→ **Task statement**
Leave out the pictures and repeat everything else in the records exactly.

→ **Supplied records**
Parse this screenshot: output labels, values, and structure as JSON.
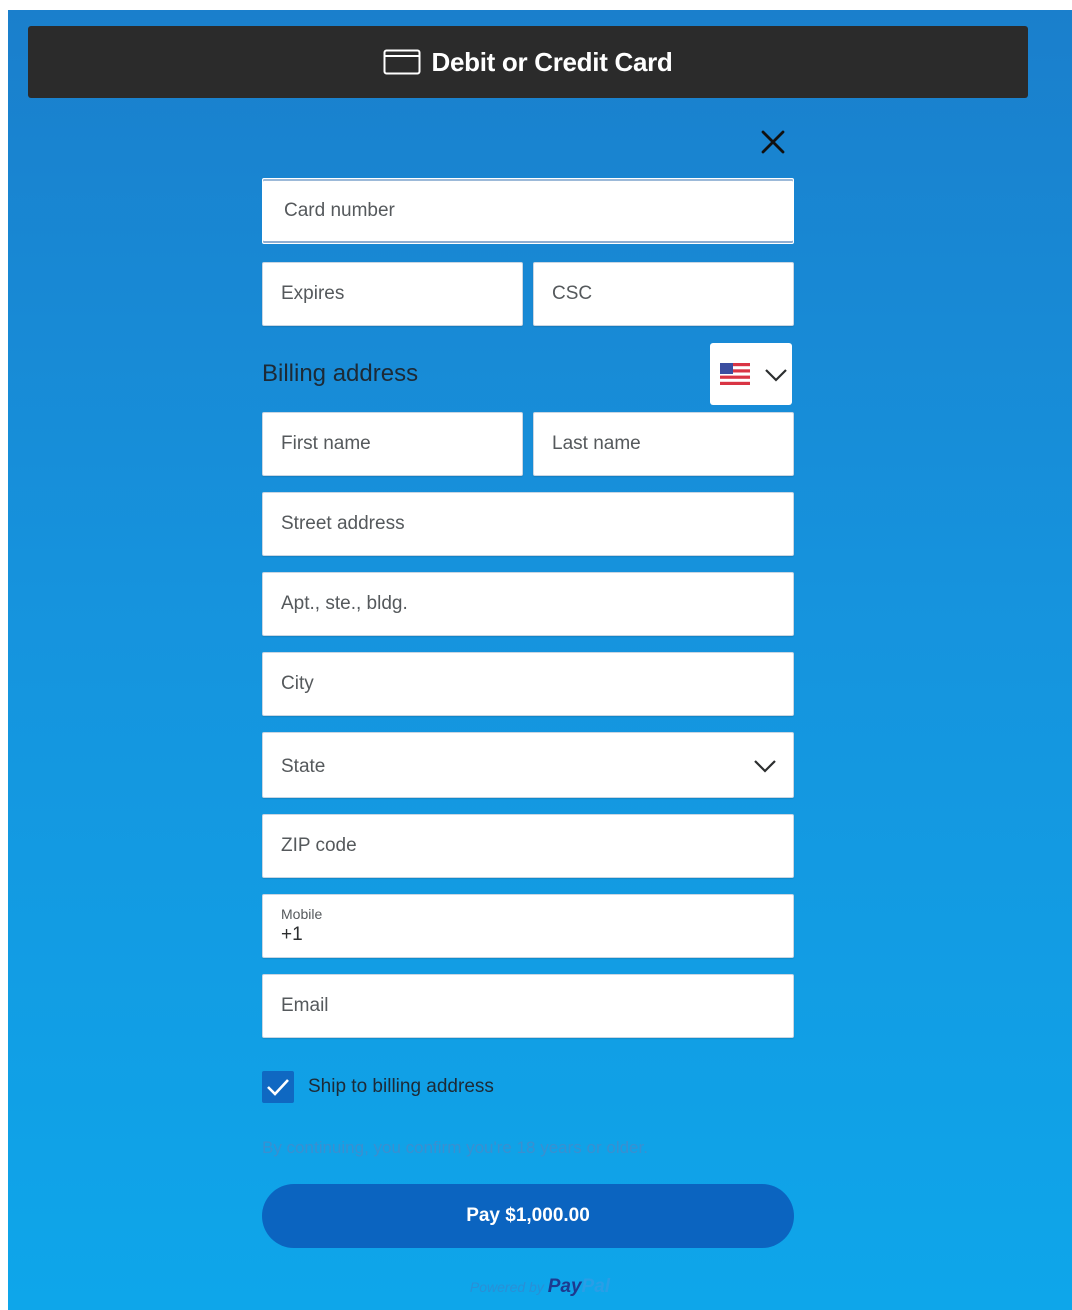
{
  "header": {
    "title": "Debit or Credit Card",
    "icon": "credit-card-icon"
  },
  "close": {
    "icon": "close-icon"
  },
  "card": {
    "number_placeholder": "Card number",
    "expires_placeholder": "Expires",
    "csc_placeholder": "CSC"
  },
  "billing": {
    "title": "Billing address",
    "country_icon": "us-flag-icon",
    "first_name_placeholder": "First name",
    "last_name_placeholder": "Last name",
    "street_placeholder": "Street address",
    "apt_placeholder": "Apt., ste., bldg.",
    "city_placeholder": "City",
    "state_label": "State",
    "zip_placeholder": "ZIP code",
    "mobile_label": "Mobile",
    "mobile_value": "+1",
    "email_placeholder": "Email"
  },
  "shipping": {
    "checkbox_checked": true,
    "label": "Ship to billing address"
  },
  "notice": "By continuing, you confirm you're 18 years or older.",
  "pay_button": "Pay $1,000.00",
  "footer": {
    "powered_by": "Powered by",
    "brand_part1": "Pay",
    "brand_part2": "Pal"
  },
  "colors": {
    "header_bg": "#2b2b2b",
    "gradient_top": "#1a7fcc",
    "gradient_bottom": "#0ea6ea",
    "pay_button": "#0b64c0",
    "checkbox": "#0f68c2"
  }
}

→ **The solution**
Parse this screenshot: output labels, values, and structure as JSON.
{
  "header": {
    "title": "Debit or Credit Card",
    "icon": "credit-card-icon"
  },
  "close": {
    "icon": "close-icon"
  },
  "card": {
    "number_placeholder": "Card number",
    "expires_placeholder": "Expires",
    "csc_placeholder": "CSC"
  },
  "billing": {
    "title": "Billing address",
    "country_icon": "us-flag-icon",
    "first_name_placeholder": "First name",
    "last_name_placeholder": "Last name",
    "street_placeholder": "Street address",
    "apt_placeholder": "Apt., ste., bldg.",
    "city_placeholder": "City",
    "state_label": "State",
    "zip_placeholder": "ZIP code",
    "mobile_label": "Mobile",
    "mobile_value": "+1",
    "email_placeholder": "Email"
  },
  "shipping": {
    "checkbox_checked": true,
    "label": "Ship to billing address"
  },
  "notice": "By continuing, you confirm you're 18 years or older.",
  "pay_button": "Pay $1,000.00",
  "footer": {
    "powered_by": "Powered by",
    "brand_part1": "Pay",
    "brand_part2": "Pal"
  },
  "colors": {
    "header_bg": "#2b2b2b",
    "gradient_top": "#1a7fcc",
    "gradient_bottom": "#0ea6ea",
    "pay_button": "#0b64c0",
    "checkbox": "#0f68c2"
  }
}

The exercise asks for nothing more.